Given instruction »
Examine the records and identify each line that includes the string "install". Copy those lines.
-=-=-
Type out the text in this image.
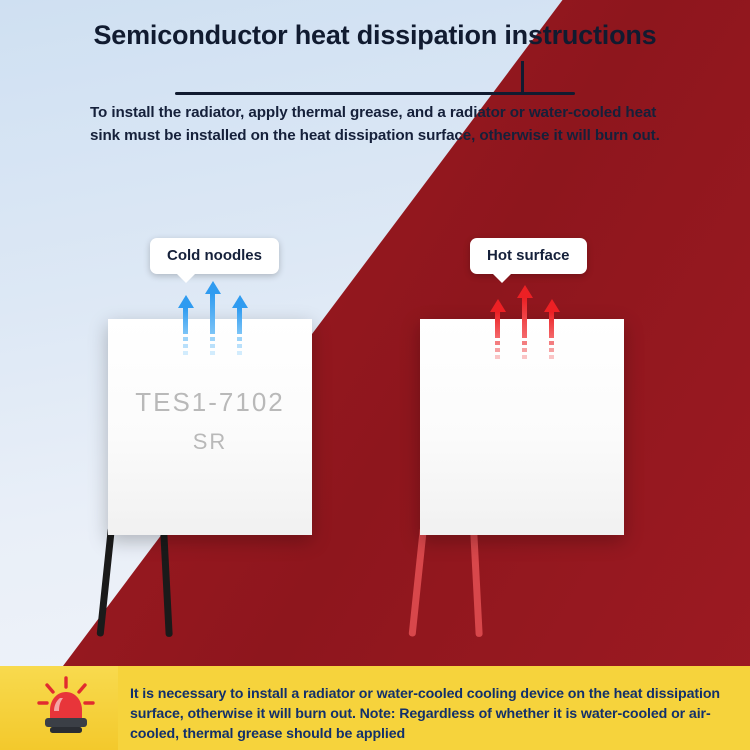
Semiconductor heat dissipation instructions
To install the radiator, apply thermal grease, and a radiator or water-cooled heat sink must be installed on the heat dissipation surface, otherwise it will burn out.
Cold noodles
TES1-7102
SR
Hot surface
It is necessary to install a radiator or water-cooled cooling device on the heat dissipation surface, otherwise it will burn out. Note: Regardless of whether it is water-cooled or air-cooled, thermal grease should be applied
-=-=-
Answer to this task »
To install the radiator, apply thermal grease, and a radiator or water-cooled heat sink must be installed on the heat dissipation surface, otherwise it will burn out.
It is necessary to install a radiator or water-cooled cooling device on the heat dissipation surface, otherwise it will burn out. Note: Regardless of whether it is water-cooled or air-cooled, thermal grease should be applied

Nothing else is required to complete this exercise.